### Exercise requirements
Look through the entries below and report how many lines hold the string "model". Only the number is wanted.

Dataset rows about figures

>>

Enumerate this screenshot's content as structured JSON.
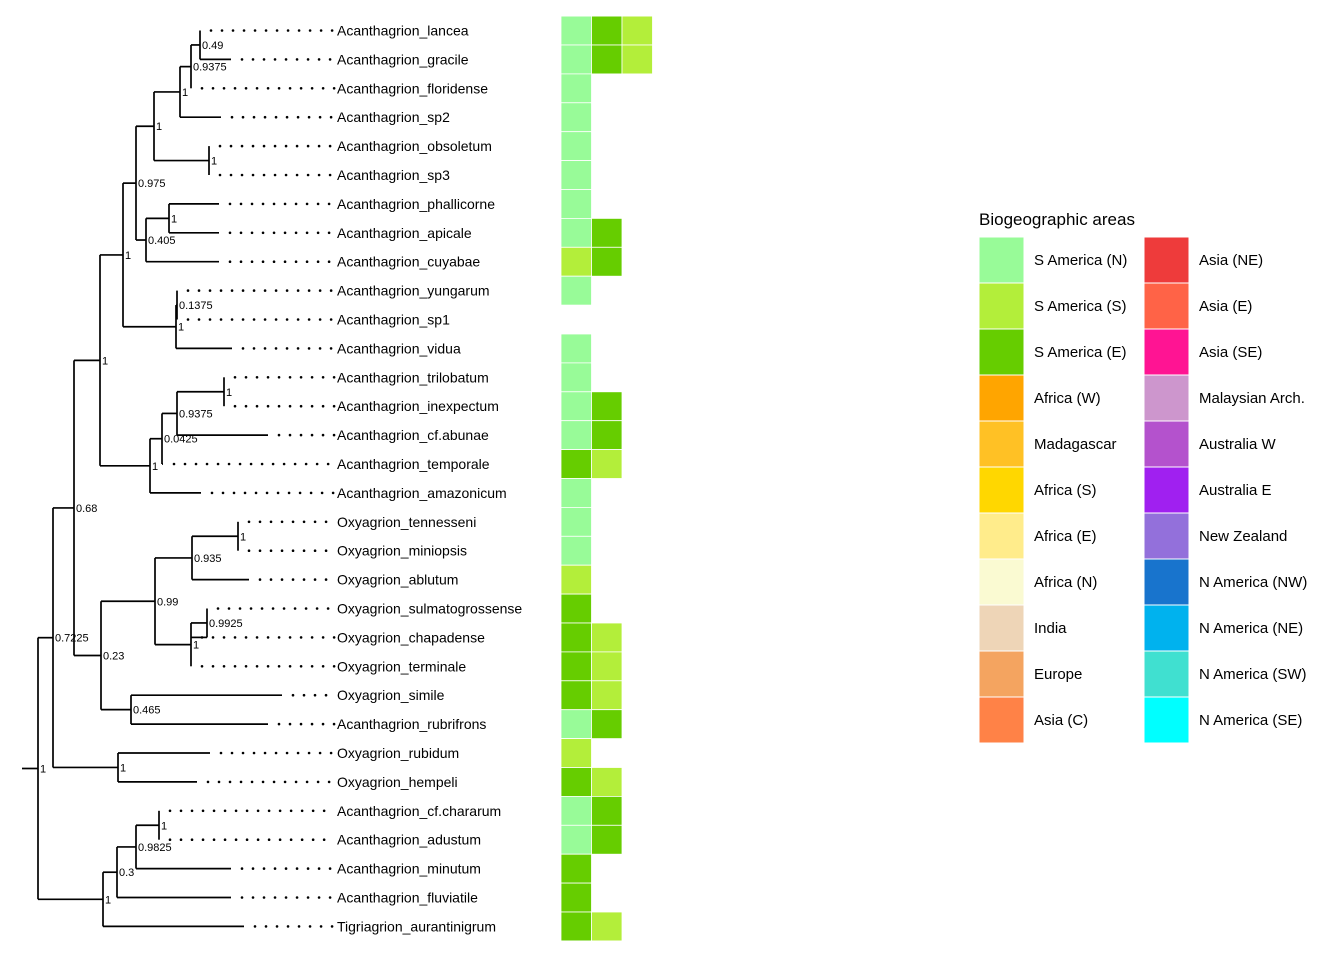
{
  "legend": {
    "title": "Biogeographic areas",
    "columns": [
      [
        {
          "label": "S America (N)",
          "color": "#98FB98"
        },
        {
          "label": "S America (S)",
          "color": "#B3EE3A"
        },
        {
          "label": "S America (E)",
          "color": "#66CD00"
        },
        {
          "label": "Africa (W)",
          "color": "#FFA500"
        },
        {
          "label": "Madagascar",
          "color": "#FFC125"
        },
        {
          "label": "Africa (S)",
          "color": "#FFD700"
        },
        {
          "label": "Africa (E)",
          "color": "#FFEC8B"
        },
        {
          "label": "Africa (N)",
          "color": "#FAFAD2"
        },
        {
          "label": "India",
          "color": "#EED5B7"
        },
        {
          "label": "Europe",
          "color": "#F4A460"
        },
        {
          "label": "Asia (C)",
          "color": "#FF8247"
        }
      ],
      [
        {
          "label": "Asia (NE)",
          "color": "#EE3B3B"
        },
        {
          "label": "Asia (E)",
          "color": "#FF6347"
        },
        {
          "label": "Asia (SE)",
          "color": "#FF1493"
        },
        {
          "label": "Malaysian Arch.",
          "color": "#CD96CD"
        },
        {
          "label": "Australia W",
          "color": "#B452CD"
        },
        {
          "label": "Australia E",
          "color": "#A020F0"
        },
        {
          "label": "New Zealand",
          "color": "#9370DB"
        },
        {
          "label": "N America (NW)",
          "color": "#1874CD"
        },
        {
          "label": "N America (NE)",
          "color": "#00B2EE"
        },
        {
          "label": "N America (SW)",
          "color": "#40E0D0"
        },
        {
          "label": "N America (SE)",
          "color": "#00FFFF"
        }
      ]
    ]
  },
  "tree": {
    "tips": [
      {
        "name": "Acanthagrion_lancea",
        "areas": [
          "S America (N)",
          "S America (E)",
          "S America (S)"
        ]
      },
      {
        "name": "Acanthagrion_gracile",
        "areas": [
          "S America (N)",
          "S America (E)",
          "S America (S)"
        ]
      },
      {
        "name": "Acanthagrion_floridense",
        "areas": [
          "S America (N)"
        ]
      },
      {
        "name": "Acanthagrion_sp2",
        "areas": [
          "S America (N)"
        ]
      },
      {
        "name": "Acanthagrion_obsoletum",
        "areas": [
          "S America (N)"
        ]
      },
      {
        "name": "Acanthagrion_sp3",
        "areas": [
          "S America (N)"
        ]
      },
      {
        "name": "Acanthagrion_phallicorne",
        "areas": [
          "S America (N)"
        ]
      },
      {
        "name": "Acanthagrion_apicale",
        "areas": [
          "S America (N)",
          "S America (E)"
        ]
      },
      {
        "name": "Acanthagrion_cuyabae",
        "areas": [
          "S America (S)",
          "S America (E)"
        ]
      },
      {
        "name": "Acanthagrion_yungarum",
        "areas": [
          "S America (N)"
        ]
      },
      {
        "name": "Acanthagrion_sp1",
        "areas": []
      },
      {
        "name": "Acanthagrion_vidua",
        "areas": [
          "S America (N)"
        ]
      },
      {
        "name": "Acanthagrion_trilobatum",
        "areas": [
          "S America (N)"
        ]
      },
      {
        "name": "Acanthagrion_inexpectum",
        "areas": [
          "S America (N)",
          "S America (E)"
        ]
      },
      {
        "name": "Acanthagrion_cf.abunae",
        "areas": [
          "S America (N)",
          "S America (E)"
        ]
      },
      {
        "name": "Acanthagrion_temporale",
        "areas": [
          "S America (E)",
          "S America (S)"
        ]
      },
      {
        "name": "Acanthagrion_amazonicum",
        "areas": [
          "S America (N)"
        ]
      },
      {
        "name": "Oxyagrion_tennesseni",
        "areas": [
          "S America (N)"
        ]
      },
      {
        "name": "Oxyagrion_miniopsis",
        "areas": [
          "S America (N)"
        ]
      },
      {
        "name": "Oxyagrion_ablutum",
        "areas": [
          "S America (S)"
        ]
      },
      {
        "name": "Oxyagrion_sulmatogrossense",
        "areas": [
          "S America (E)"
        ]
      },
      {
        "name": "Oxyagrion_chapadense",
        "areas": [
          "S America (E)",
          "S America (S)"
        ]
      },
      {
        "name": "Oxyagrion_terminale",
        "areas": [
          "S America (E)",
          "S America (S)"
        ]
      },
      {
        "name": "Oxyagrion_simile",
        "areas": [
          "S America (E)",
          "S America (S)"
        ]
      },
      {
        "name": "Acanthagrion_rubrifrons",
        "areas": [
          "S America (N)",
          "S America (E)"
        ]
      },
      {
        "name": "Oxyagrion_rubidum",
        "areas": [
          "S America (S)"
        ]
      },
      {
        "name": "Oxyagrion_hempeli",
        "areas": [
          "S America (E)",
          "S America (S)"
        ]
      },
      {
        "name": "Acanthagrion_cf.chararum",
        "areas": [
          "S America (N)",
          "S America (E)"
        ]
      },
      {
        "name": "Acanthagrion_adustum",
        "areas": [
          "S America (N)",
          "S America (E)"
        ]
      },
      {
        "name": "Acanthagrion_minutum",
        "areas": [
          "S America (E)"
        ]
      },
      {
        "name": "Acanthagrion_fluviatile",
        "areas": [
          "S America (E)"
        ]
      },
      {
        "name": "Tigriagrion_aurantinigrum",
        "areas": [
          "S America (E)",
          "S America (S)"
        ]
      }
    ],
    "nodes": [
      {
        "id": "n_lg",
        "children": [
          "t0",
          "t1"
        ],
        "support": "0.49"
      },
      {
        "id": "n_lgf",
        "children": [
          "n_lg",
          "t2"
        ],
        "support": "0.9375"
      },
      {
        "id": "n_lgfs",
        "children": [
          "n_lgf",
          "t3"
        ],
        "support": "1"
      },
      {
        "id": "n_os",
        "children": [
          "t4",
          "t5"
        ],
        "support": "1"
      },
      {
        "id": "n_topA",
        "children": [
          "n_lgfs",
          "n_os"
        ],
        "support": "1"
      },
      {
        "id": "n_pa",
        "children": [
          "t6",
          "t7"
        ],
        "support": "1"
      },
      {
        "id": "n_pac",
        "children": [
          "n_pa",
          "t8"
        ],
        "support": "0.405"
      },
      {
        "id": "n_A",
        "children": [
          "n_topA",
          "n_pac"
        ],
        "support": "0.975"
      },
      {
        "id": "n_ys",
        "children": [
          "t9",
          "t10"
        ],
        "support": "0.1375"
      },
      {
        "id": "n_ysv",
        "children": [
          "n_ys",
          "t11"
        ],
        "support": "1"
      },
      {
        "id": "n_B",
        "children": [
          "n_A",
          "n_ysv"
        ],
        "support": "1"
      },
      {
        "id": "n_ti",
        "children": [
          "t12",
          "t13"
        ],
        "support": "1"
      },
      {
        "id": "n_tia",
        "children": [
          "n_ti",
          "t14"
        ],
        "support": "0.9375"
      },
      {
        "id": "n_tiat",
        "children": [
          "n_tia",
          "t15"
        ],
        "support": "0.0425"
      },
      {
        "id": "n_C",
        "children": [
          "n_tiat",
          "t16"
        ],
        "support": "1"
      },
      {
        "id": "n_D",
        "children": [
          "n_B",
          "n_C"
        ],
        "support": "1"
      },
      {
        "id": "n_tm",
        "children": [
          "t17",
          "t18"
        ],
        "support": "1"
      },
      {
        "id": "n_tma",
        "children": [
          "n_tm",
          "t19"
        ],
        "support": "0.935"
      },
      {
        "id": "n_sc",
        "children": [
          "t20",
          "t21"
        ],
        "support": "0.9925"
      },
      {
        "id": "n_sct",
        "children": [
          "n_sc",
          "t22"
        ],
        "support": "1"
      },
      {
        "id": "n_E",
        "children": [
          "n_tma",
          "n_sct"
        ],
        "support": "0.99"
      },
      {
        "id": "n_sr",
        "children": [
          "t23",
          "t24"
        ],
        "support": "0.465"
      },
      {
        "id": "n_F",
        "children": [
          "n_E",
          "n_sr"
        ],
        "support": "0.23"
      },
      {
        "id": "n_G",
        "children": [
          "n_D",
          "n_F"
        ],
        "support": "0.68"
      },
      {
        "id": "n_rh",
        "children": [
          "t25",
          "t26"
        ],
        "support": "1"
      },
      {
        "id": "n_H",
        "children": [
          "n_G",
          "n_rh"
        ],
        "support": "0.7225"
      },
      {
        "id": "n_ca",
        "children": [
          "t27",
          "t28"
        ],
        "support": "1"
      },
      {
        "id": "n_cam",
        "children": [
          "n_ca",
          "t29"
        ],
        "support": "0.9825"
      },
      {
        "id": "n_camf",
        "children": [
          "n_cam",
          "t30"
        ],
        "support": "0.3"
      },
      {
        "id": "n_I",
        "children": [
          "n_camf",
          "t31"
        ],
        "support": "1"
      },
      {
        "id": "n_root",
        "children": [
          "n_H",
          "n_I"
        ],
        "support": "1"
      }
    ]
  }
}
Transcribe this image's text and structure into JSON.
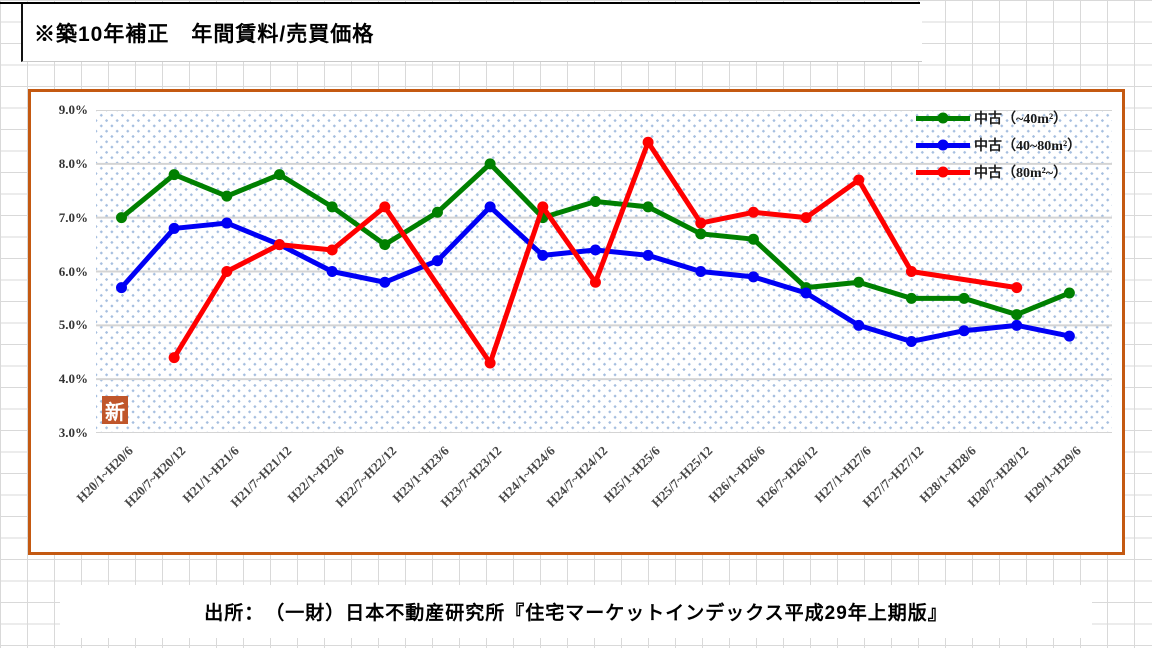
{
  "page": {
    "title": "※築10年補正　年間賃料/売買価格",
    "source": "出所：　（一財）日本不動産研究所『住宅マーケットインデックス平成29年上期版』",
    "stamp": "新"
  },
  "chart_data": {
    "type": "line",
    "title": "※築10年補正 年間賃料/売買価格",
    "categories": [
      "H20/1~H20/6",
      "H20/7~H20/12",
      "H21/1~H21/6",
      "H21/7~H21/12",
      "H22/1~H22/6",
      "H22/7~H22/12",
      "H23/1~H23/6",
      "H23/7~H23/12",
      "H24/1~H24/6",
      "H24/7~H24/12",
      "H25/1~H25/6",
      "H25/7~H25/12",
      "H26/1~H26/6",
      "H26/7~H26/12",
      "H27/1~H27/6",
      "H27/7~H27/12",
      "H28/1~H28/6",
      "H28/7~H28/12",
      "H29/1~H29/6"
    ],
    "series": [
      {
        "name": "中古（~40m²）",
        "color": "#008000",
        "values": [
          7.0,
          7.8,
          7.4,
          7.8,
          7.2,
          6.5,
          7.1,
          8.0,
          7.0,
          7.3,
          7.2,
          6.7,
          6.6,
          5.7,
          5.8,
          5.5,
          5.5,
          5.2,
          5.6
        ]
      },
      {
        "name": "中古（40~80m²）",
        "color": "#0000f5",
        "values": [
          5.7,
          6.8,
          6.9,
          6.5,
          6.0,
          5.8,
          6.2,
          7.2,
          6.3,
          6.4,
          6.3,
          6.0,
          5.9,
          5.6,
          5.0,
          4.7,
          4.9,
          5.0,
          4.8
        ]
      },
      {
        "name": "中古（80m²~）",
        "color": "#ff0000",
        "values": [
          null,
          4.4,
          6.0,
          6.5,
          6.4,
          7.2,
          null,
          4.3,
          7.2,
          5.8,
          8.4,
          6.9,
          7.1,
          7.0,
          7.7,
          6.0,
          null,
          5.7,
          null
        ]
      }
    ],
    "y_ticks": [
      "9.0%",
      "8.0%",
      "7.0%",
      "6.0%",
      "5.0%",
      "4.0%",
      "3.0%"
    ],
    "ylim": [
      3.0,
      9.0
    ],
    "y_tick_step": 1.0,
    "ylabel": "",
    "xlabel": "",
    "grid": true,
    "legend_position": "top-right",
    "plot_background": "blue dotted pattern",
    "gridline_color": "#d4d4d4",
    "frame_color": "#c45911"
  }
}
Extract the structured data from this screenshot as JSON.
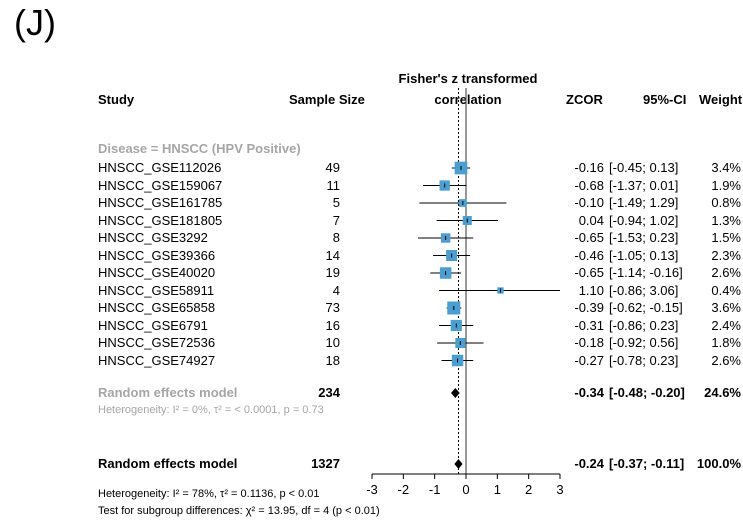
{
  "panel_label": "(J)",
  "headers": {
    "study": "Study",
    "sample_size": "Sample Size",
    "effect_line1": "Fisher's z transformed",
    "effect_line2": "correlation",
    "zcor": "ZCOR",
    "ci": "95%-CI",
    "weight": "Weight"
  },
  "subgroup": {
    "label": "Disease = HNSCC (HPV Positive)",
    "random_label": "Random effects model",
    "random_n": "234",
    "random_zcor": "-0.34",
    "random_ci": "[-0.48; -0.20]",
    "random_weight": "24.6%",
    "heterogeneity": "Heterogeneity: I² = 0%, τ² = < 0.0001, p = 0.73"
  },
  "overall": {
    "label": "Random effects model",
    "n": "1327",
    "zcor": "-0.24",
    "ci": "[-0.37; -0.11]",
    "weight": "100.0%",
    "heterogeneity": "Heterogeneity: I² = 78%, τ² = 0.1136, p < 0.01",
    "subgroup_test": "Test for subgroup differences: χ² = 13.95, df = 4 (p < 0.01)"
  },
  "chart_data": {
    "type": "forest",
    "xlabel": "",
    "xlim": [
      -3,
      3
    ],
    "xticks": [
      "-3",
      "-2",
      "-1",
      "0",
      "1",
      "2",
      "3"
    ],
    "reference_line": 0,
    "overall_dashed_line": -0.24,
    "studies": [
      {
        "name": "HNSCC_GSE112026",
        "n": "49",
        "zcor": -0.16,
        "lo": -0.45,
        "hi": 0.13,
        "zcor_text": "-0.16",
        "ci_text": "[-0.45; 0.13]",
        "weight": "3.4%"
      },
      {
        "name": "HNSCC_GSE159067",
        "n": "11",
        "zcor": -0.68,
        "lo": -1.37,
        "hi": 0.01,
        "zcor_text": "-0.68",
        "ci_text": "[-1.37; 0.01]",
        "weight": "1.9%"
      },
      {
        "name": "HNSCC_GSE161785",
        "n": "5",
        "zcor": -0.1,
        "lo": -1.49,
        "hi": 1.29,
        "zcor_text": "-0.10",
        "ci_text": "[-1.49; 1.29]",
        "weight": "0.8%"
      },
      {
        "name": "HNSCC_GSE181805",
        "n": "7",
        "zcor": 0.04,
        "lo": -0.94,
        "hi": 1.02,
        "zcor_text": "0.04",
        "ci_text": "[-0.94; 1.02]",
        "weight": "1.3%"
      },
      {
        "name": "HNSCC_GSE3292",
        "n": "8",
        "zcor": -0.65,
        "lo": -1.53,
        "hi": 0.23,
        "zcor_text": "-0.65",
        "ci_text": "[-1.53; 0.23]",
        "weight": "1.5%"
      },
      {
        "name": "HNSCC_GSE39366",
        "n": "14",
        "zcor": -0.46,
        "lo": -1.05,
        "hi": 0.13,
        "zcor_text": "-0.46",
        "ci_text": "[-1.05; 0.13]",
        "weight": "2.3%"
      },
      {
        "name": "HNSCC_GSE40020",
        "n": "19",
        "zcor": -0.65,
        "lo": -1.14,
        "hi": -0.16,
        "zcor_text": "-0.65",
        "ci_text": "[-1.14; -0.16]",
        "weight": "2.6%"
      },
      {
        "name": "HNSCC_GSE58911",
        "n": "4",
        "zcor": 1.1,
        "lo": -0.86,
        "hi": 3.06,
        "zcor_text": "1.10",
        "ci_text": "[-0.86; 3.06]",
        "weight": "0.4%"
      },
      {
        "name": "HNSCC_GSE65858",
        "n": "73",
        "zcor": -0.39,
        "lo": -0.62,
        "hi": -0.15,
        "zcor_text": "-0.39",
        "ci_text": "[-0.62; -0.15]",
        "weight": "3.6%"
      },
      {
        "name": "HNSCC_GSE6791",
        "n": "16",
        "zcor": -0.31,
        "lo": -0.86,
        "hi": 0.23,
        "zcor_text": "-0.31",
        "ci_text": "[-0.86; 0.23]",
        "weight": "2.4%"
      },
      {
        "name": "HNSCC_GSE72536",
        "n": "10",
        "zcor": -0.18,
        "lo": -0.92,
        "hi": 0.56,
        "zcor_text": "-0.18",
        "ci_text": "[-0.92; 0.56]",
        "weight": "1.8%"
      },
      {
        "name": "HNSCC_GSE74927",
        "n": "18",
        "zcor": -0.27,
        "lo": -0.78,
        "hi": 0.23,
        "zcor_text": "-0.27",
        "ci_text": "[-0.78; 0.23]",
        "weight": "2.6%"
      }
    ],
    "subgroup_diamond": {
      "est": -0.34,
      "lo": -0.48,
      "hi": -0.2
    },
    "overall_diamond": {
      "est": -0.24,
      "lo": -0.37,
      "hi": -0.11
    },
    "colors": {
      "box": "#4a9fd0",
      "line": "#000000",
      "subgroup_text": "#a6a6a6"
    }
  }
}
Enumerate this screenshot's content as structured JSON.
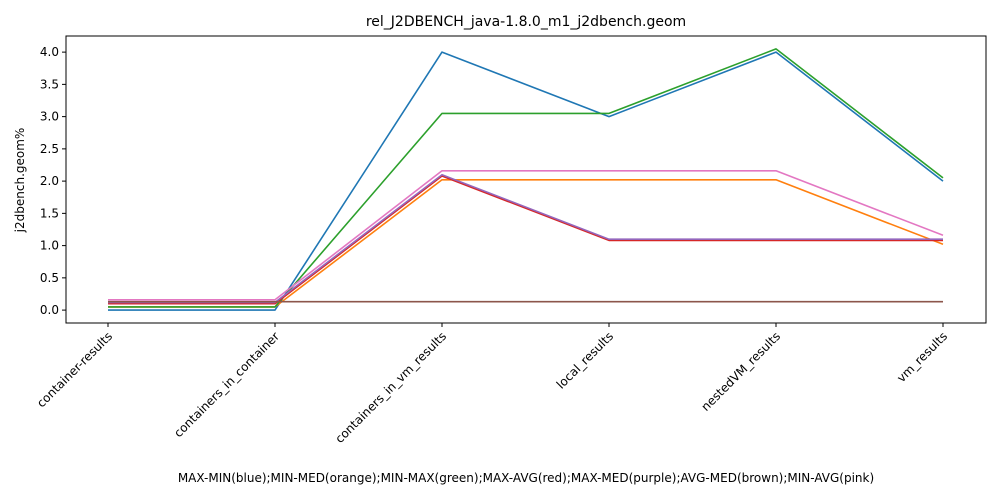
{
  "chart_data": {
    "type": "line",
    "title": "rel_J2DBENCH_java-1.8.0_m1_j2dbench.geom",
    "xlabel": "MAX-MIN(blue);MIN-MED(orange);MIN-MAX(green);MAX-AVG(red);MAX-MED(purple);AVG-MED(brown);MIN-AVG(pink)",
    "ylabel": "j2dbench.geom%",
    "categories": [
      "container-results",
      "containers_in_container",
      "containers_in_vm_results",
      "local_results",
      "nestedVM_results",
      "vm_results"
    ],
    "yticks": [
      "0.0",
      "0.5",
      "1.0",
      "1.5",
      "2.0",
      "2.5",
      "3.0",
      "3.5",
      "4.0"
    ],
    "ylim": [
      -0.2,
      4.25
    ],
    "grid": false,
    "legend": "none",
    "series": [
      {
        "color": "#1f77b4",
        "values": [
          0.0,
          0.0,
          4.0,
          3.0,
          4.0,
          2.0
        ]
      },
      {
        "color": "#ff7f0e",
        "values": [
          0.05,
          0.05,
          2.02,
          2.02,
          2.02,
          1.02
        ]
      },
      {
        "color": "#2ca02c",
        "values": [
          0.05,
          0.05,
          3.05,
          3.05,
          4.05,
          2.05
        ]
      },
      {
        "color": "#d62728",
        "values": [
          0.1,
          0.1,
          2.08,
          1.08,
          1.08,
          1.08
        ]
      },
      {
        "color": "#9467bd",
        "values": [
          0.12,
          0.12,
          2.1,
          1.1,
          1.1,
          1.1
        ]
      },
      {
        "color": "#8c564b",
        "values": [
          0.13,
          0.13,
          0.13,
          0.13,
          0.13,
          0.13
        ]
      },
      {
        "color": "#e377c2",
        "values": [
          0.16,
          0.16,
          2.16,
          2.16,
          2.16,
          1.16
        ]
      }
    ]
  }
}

<<

### The response
2